**Action item:**
An exact copy of every entry is needed, without any of the pictures.

══════════════════════════════

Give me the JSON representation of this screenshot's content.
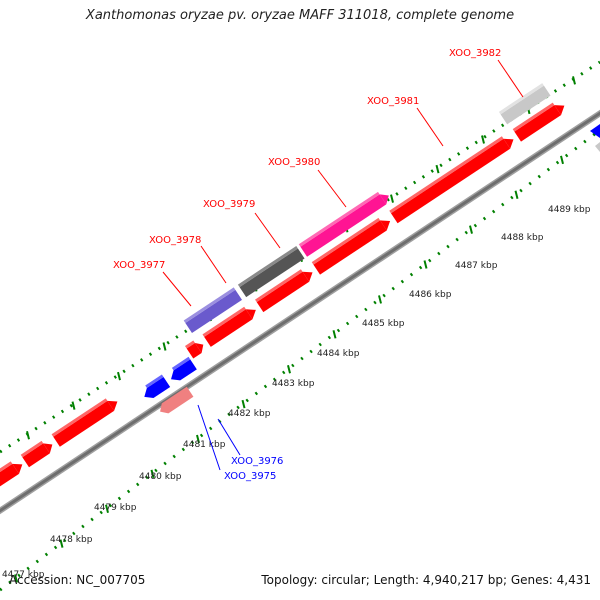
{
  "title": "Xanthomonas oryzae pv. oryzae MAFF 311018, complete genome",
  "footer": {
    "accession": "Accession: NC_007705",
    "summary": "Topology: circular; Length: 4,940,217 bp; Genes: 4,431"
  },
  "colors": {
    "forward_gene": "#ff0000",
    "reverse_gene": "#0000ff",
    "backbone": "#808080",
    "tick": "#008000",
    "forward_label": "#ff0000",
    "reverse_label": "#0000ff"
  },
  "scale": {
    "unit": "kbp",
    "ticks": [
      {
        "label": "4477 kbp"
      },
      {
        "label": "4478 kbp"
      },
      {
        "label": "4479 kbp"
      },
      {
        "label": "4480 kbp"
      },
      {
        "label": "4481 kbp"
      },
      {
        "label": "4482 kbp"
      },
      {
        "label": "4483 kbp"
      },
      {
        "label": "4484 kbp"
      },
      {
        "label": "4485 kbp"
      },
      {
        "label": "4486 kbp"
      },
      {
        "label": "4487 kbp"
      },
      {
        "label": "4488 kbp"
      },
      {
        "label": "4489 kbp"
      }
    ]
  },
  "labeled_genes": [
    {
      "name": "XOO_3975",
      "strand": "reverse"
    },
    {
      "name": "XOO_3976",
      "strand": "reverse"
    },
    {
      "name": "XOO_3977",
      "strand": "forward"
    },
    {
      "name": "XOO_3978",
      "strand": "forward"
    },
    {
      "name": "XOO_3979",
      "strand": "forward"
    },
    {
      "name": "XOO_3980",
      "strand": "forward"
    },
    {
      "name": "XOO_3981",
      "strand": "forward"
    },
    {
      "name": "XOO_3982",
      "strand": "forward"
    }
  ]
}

══════════════════════════════

**Written solution:**
Give me the JSON representation of this screenshot's content.
{
  "title": "Xanthomonas oryzae pv. oryzae MAFF 311018, complete genome",
  "footer": {
    "accession": "Accession: NC_007705",
    "summary": "Topology: circular; Length: 4,940,217 bp; Genes: 4,431"
  },
  "colors": {
    "forward_gene": "#ff0000",
    "reverse_gene": "#0000ff",
    "backbone": "#808080",
    "tick": "#008000",
    "forward_label": "#ff0000",
    "reverse_label": "#0000ff"
  },
  "scale": {
    "unit": "kbp",
    "ticks": [
      {
        "label": "4477 kbp"
      },
      {
        "label": "4478 kbp"
      },
      {
        "label": "4479 kbp"
      },
      {
        "label": "4480 kbp"
      },
      {
        "label": "4481 kbp"
      },
      {
        "label": "4482 kbp"
      },
      {
        "label": "4483 kbp"
      },
      {
        "label": "4484 kbp"
      },
      {
        "label": "4485 kbp"
      },
      {
        "label": "4486 kbp"
      },
      {
        "label": "4487 kbp"
      },
      {
        "label": "4488 kbp"
      },
      {
        "label": "4489 kbp"
      }
    ]
  },
  "labeled_genes": [
    {
      "name": "XOO_3975",
      "strand": "reverse"
    },
    {
      "name": "XOO_3976",
      "strand": "reverse"
    },
    {
      "name": "XOO_3977",
      "strand": "forward"
    },
    {
      "name": "XOO_3978",
      "strand": "forward"
    },
    {
      "name": "XOO_3979",
      "strand": "forward"
    },
    {
      "name": "XOO_3980",
      "strand": "forward"
    },
    {
      "name": "XOO_3981",
      "strand": "forward"
    },
    {
      "name": "XOO_3982",
      "strand": "forward"
    }
  ]
}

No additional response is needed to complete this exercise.